(PROBLEM STATEMENT):
Rewrite the rows below, swapping every occurrence of "scatter-point" for "data-point" and leaving everything else unchanged.

(RAW DATA):
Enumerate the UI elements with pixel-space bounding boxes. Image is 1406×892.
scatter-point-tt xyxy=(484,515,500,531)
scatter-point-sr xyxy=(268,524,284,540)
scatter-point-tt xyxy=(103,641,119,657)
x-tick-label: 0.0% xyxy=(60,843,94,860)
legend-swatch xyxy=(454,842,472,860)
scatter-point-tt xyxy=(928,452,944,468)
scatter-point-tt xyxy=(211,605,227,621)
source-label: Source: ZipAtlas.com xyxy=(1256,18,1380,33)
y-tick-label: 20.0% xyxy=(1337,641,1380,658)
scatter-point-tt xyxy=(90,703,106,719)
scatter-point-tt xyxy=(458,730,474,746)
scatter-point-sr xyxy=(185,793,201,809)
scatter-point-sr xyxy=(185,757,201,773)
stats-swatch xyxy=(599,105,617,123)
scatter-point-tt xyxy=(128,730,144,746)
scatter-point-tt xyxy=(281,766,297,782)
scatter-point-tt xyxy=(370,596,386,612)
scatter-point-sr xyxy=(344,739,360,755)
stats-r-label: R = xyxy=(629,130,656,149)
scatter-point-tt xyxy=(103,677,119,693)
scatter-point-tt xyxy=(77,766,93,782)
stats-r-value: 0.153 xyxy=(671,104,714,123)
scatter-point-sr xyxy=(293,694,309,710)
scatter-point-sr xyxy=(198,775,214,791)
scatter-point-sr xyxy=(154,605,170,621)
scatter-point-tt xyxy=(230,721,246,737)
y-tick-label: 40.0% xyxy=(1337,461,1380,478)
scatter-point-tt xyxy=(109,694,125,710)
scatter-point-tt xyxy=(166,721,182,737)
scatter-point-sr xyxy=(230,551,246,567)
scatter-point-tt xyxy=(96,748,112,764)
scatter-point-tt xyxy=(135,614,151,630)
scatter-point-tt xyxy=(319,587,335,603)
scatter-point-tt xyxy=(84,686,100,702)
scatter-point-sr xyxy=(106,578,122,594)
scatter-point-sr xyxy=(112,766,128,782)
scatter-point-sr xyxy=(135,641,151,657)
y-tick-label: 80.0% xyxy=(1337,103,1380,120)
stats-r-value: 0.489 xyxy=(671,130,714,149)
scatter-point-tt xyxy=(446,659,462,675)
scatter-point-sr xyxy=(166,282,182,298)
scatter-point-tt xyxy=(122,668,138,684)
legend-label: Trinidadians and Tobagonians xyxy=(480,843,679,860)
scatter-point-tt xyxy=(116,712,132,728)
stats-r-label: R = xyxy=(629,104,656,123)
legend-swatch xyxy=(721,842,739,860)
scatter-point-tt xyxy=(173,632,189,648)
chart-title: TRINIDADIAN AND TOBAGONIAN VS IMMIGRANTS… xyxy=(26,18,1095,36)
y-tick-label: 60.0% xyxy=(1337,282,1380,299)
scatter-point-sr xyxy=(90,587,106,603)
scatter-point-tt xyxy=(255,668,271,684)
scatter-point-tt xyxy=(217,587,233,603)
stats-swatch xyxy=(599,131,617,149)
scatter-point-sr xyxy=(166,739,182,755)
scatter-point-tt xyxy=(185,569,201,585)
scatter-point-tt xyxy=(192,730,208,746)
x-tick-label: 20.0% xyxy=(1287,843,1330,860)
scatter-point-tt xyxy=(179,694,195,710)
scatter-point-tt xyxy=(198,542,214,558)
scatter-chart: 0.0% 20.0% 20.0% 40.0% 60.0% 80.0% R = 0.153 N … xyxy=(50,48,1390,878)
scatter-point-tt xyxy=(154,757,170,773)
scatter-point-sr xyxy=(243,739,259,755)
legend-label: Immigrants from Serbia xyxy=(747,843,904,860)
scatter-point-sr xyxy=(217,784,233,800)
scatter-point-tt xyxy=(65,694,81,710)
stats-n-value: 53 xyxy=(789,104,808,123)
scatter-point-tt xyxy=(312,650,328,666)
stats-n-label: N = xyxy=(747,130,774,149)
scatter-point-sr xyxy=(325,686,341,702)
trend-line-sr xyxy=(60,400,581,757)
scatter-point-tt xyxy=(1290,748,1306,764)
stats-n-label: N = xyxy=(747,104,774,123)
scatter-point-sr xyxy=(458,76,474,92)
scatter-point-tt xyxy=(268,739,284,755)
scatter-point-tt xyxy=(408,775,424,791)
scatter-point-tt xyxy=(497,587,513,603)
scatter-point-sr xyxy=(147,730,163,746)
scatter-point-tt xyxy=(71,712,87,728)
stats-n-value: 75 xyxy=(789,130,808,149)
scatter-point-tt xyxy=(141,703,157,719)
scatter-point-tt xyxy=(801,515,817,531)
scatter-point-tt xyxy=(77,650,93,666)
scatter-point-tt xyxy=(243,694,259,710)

(ANSWER TO THE EXERCISE):
Enumerate the UI elements with pixel-space bounding boxes. Image is 1406×892.
data-point-tt xyxy=(484,515,500,531)
data-point-sr xyxy=(268,524,284,540)
data-point-tt xyxy=(103,641,119,657)
x-tick-label: 0.0% xyxy=(60,843,94,860)
legend-swatch xyxy=(454,842,472,860)
data-point-tt xyxy=(928,452,944,468)
data-point-tt xyxy=(211,605,227,621)
source-label: Source: ZipAtlas.com xyxy=(1256,18,1380,33)
y-tick-label: 20.0% xyxy=(1337,641,1380,658)
data-point-tt xyxy=(90,703,106,719)
data-point-tt xyxy=(458,730,474,746)
data-point-sr xyxy=(185,793,201,809)
data-point-sr xyxy=(185,757,201,773)
stats-swatch xyxy=(599,105,617,123)
data-point-tt xyxy=(128,730,144,746)
data-point-tt xyxy=(281,766,297,782)
data-point-tt xyxy=(370,596,386,612)
data-point-sr xyxy=(344,739,360,755)
stats-r-label: R = xyxy=(629,130,656,149)
data-point-tt xyxy=(103,677,119,693)
data-point-tt xyxy=(77,766,93,782)
stats-r-value: 0.153 xyxy=(671,104,714,123)
data-point-sr xyxy=(293,694,309,710)
data-point-sr xyxy=(198,775,214,791)
data-point-sr xyxy=(154,605,170,621)
data-point-tt xyxy=(230,721,246,737)
y-tick-label: 40.0% xyxy=(1337,461,1380,478)
data-point-tt xyxy=(109,694,125,710)
data-point-tt xyxy=(166,721,182,737)
data-point-sr xyxy=(230,551,246,567)
data-point-tt xyxy=(96,748,112,764)
data-point-tt xyxy=(135,614,151,630)
data-point-tt xyxy=(319,587,335,603)
data-point-tt xyxy=(84,686,100,702)
data-point-sr xyxy=(106,578,122,594)
data-point-sr xyxy=(112,766,128,782)
data-point-sr xyxy=(135,641,151,657)
y-tick-label: 80.0% xyxy=(1337,103,1380,120)
stats-r-value: 0.489 xyxy=(671,130,714,149)
data-point-tt xyxy=(446,659,462,675)
data-point-sr xyxy=(166,282,182,298)
data-point-tt xyxy=(122,668,138,684)
legend-label: Trinidadians and Tobagonians xyxy=(480,843,679,860)
data-point-tt xyxy=(116,712,132,728)
stats-r-label: R = xyxy=(629,104,656,123)
legend-swatch xyxy=(721,842,739,860)
data-point-tt xyxy=(173,632,189,648)
chart-title: TRINIDADIAN AND TOBAGONIAN VS IMMIGRANTS… xyxy=(26,18,1095,36)
y-tick-label: 60.0% xyxy=(1337,282,1380,299)
data-point-sr xyxy=(90,587,106,603)
data-point-tt xyxy=(255,668,271,684)
data-point-tt xyxy=(217,587,233,603)
stats-swatch xyxy=(599,131,617,149)
data-point-sr xyxy=(166,739,182,755)
data-point-tt xyxy=(185,569,201,585)
data-point-tt xyxy=(192,730,208,746)
x-tick-label: 20.0% xyxy=(1287,843,1330,860)
data-point-tt xyxy=(179,694,195,710)
data-point-tt xyxy=(198,542,214,558)
scatter-chart: 0.0% 20.0% 20.0% 40.0% 60.0% 80.0% R = 0.153 N … xyxy=(50,48,1390,878)
data-point-tt xyxy=(154,757,170,773)
data-point-sr xyxy=(243,739,259,755)
legend-label: Immigrants from Serbia xyxy=(747,843,904,860)
data-point-sr xyxy=(217,784,233,800)
data-point-tt xyxy=(65,694,81,710)
stats-n-value: 53 xyxy=(789,104,808,123)
data-point-tt xyxy=(312,650,328,666)
stats-n-label: N = xyxy=(747,130,774,149)
data-point-sr xyxy=(325,686,341,702)
trend-line-sr xyxy=(60,400,581,757)
data-point-tt xyxy=(1290,748,1306,764)
stats-n-label: N = xyxy=(747,104,774,123)
data-point-sr xyxy=(458,76,474,92)
data-point-tt xyxy=(268,739,284,755)
data-point-tt xyxy=(408,775,424,791)
data-point-tt xyxy=(497,587,513,603)
data-point-sr xyxy=(147,730,163,746)
data-point-tt xyxy=(71,712,87,728)
stats-n-value: 75 xyxy=(789,130,808,149)
data-point-tt xyxy=(141,703,157,719)
data-point-tt xyxy=(801,515,817,531)
data-point-tt xyxy=(77,650,93,666)
data-point-tt xyxy=(243,694,259,710)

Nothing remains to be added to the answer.